== TASK 1 ==
Convert the listing into a JSON list of strings, one string per line and blank lines left out, covering only everything from the line that contains "cookie-settings-button[interactable] bbox=[30, 1448, 122, 1540]" down to the line that contains "carousel-dot[interactable] bbox=[304, 776, 325, 797]", both included.

== READING TEXT ==
Not All Photography Is Equal

One of the things that frustrates me as a professional photographer is the all too common belief that great photography is just a simple matter of pointing the camera and pressing the button and then, maybe, adding some weird, digital filter to the final photo.  Photography is a skill, an art, a passion.  Some have it and some don’t.  There is a difference between taking a photograph and making a photograph.

Ice formation on Parker Brook in Stokes State Forest
©Dawn J. Benko

 

I arrived at this spot on a cold, February morning, somewhere between 8 and 9 o’clock.  I didn’t like the light, so I moved on, wandering up and down the brook all day taking photos.  I would come back to this scene every so often to see if it was ready for it’s closeup.  This photograph was, finally, created around 5pm.  I had about a ten minute window to setup my tripod and camera and find the angle I wanted.

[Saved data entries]
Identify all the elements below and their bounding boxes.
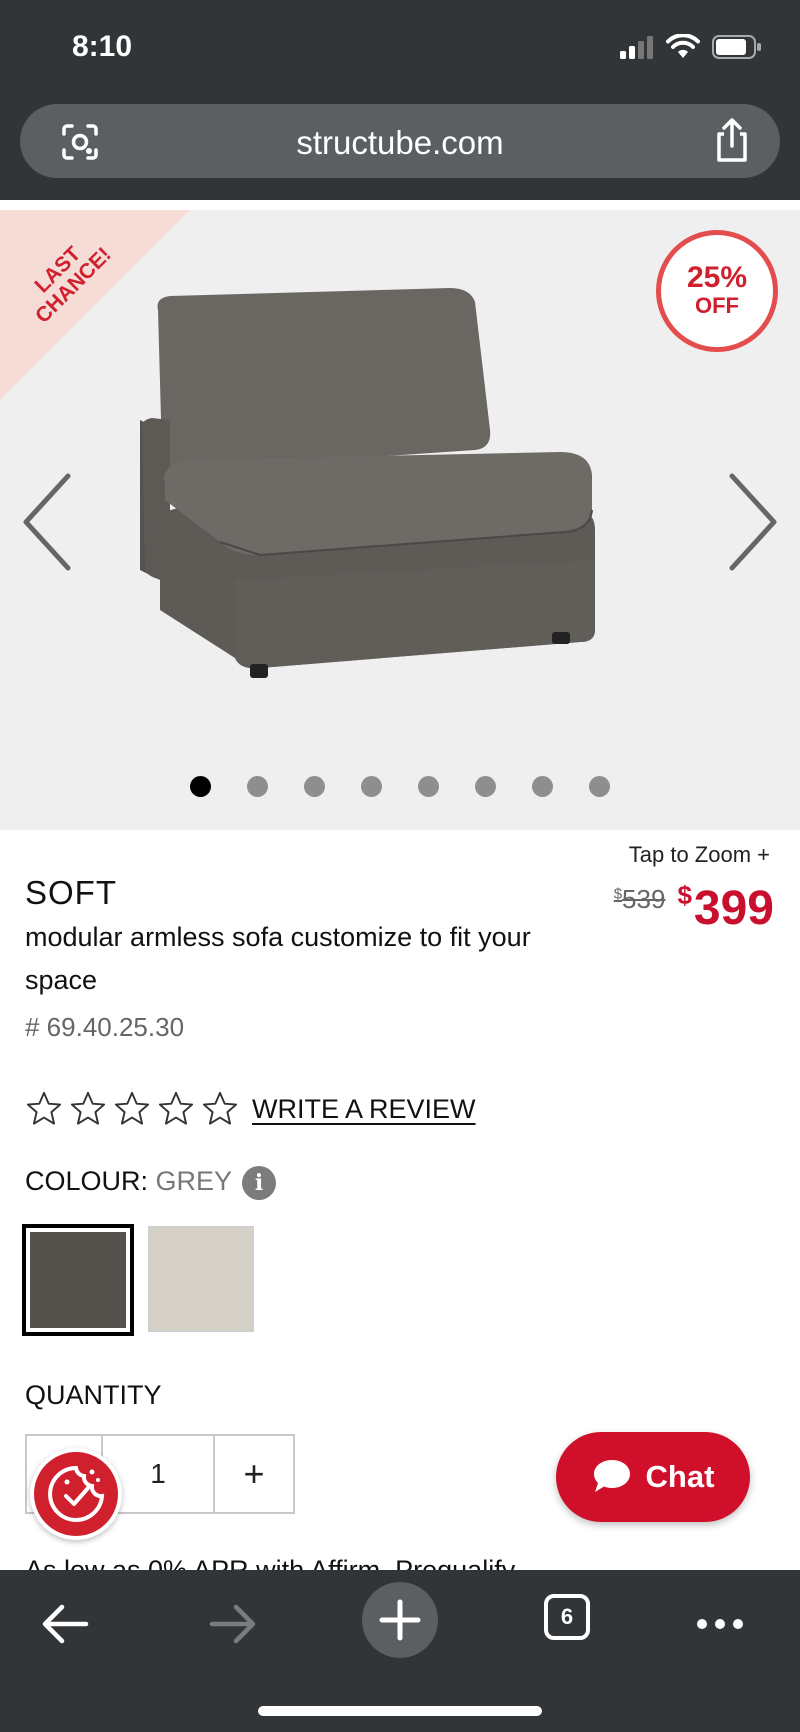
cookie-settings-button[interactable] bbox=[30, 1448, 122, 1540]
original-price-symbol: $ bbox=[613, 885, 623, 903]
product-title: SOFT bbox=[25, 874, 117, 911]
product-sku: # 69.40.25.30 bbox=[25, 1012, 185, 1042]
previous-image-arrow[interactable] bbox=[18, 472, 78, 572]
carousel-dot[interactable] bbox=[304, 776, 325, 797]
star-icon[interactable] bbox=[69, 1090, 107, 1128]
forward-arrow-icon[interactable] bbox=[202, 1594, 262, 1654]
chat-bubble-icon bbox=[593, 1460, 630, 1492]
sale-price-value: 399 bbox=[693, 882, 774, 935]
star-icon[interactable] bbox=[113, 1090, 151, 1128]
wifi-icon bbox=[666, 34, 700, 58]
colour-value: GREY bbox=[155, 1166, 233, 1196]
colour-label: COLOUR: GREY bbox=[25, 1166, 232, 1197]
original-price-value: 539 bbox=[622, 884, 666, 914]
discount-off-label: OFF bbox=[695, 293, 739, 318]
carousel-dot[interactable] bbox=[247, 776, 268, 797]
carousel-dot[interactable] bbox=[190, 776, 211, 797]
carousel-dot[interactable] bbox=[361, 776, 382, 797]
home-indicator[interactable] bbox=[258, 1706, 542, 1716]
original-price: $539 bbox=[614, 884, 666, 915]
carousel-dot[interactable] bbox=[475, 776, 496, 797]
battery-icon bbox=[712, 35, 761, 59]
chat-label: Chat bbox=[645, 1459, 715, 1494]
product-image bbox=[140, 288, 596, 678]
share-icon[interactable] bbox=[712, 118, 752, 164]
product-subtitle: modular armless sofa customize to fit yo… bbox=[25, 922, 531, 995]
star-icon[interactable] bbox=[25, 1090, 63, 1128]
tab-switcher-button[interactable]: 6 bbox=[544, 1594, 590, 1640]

== TASK 2 ==
Answer these questions on the photography text, marking your answers (a), (b), (c):
(a) What three things does the author call photography?
(b) In what month did the author arrive at the brook?
(c) Around what time was the photograph finally created?

== COMPLETE OUTPUT 1 ==
[
  "cookie-settings-button[interactable] bbox=[30, 1448, 122, 1540]",
  "original-price-symbol: $ bbox=[613, 885, 623, 903]",
  "product-title: SOFT bbox=[25, 874, 117, 911]",
  "product-sku: # 69.40.25.30 bbox=[25, 1012, 185, 1042]",
  "previous-image-arrow[interactable] bbox=[18, 472, 78, 572]",
  "carousel-dot[interactable] bbox=[304, 776, 325, 797]"
]

== COMPLETE OUTPUT 2 ==
(a) A skill, an art, a passion.
(b) February.
(c) Around 5pm.